**Goal**
List each line of the data that holds the word "statewide".

─── Records ───

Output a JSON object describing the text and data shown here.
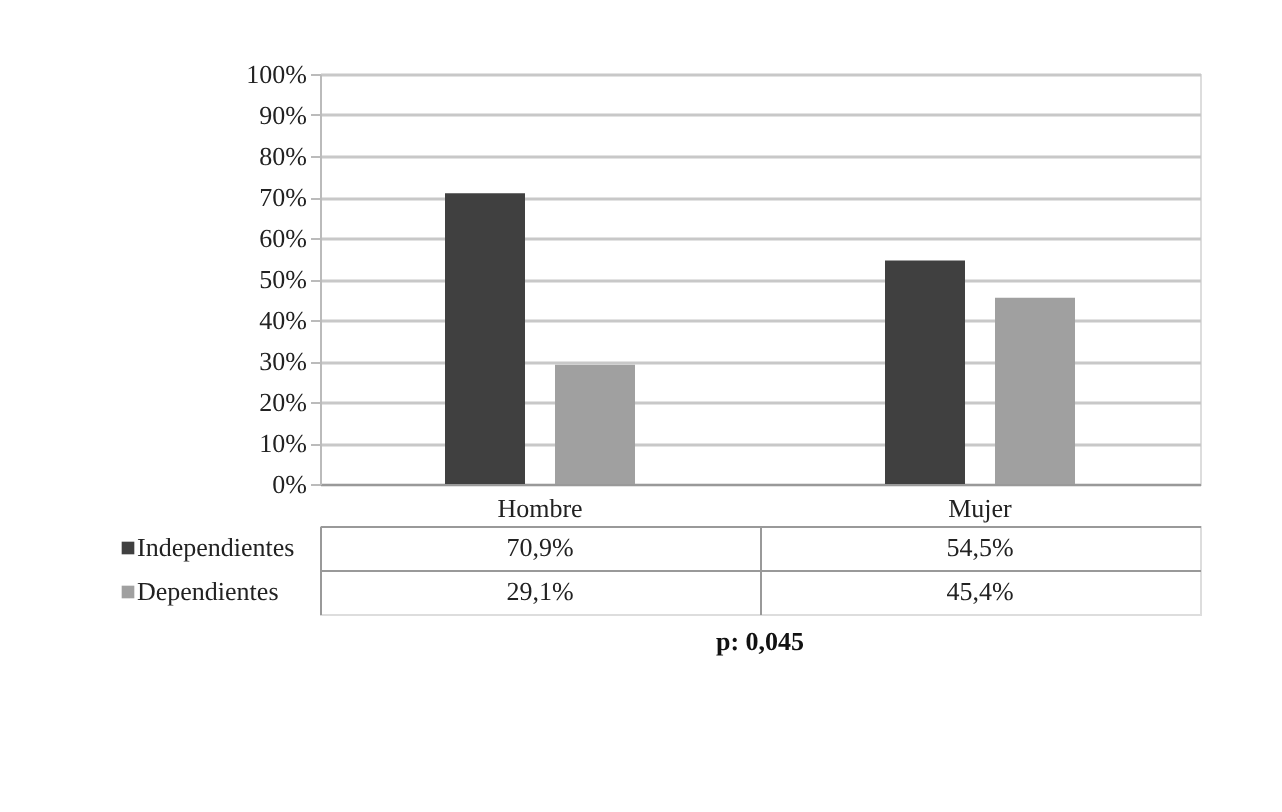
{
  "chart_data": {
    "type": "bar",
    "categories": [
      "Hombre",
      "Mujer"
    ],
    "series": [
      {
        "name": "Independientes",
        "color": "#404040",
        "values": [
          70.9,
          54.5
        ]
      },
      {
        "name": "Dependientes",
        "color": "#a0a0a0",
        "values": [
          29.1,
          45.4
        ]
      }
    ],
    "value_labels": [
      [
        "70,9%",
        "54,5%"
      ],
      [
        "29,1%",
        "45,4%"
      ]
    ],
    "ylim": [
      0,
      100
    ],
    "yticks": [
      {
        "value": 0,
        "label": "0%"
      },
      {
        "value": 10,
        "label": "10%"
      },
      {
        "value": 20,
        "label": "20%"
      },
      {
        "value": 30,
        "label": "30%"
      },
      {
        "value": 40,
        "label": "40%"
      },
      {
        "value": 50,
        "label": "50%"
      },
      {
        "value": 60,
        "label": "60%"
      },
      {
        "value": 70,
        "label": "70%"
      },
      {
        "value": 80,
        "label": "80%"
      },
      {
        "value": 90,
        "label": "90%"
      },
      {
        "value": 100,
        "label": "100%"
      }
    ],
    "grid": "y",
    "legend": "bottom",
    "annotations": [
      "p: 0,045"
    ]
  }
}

───
─── Records ───

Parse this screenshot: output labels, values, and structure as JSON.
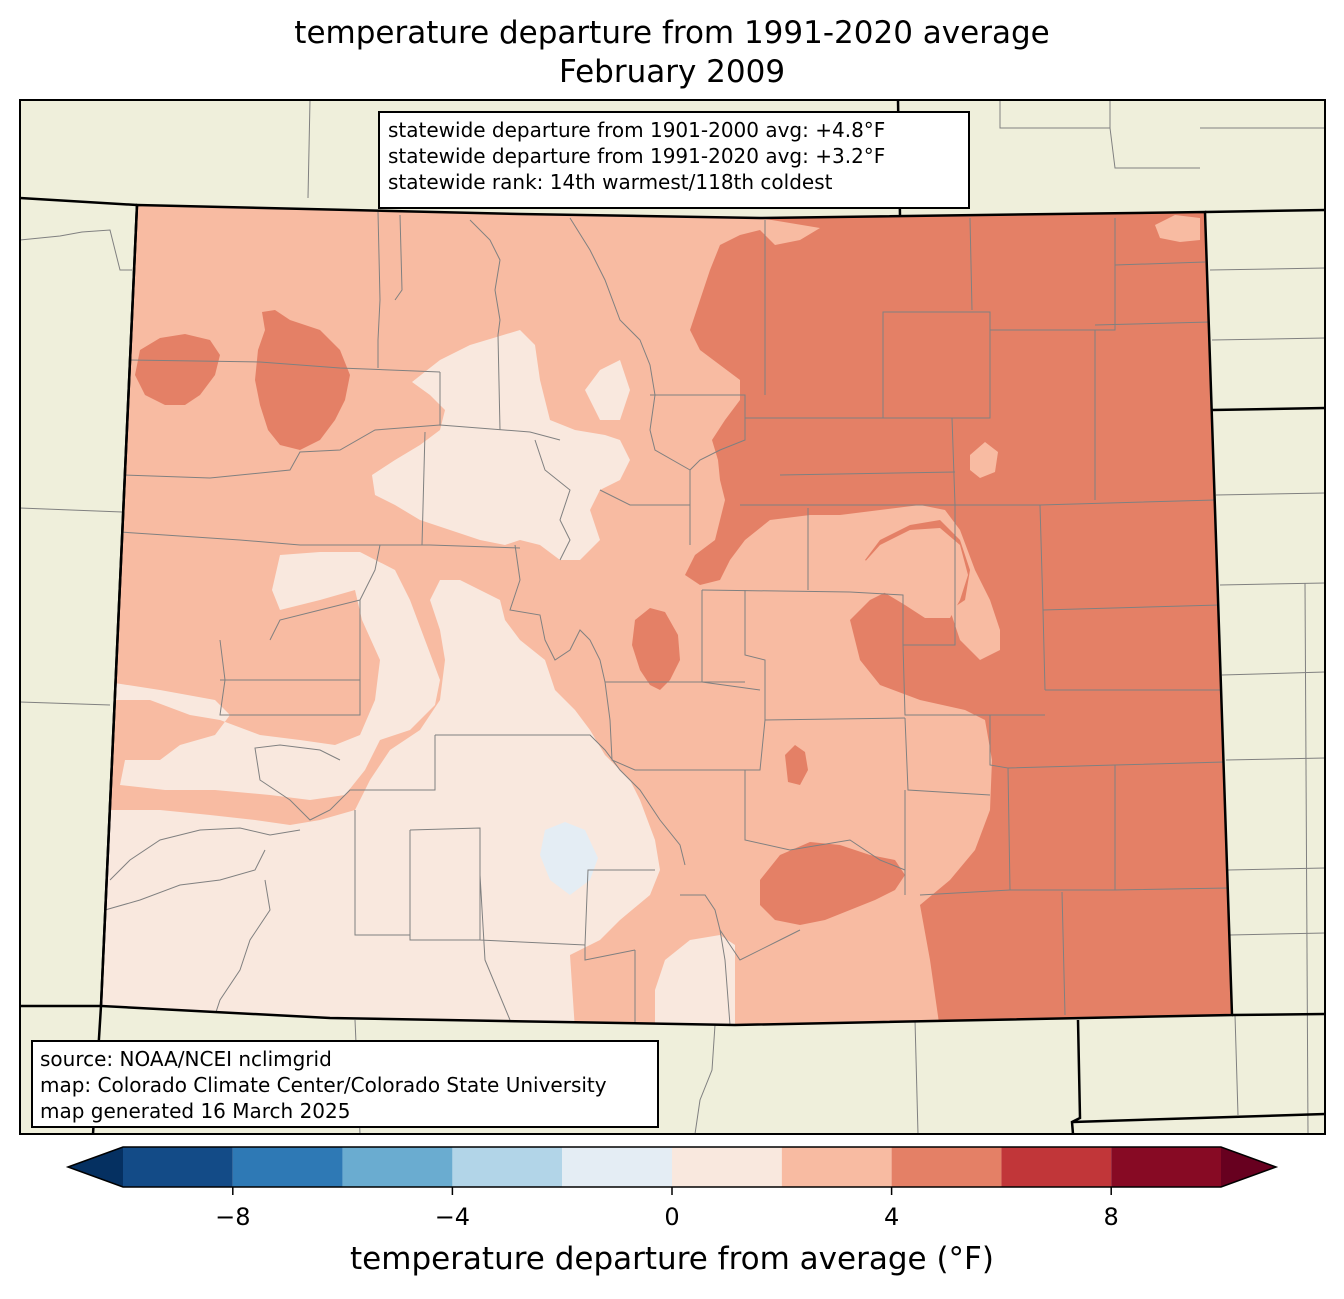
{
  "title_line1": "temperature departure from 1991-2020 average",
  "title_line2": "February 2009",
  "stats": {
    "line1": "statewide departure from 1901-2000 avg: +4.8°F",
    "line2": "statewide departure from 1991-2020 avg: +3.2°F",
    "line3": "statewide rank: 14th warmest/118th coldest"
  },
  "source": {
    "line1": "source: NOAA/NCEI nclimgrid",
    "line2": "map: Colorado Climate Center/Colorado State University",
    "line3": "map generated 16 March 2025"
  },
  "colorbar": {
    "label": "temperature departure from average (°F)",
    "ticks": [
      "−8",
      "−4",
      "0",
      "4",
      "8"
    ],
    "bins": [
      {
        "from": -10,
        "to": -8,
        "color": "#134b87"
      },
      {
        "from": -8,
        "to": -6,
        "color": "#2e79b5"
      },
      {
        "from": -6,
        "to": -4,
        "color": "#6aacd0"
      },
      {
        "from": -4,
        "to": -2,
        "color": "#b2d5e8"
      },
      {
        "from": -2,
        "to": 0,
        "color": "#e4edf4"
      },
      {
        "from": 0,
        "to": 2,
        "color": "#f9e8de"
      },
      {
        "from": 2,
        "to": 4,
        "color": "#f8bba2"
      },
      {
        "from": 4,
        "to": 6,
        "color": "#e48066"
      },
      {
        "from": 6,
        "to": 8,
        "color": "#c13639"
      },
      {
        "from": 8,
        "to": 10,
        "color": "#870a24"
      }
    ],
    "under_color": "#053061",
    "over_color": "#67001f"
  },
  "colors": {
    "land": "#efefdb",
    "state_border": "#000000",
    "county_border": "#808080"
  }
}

───

**Answer to the exercise**
    "line1": "statewide departure from 1901-2000 avg: +4.8°F",
    "line2": "statewide departure from 1991-2020 avg: +3.2°F",
    "line3": "statewide rank: 14th warmest/118th coldest"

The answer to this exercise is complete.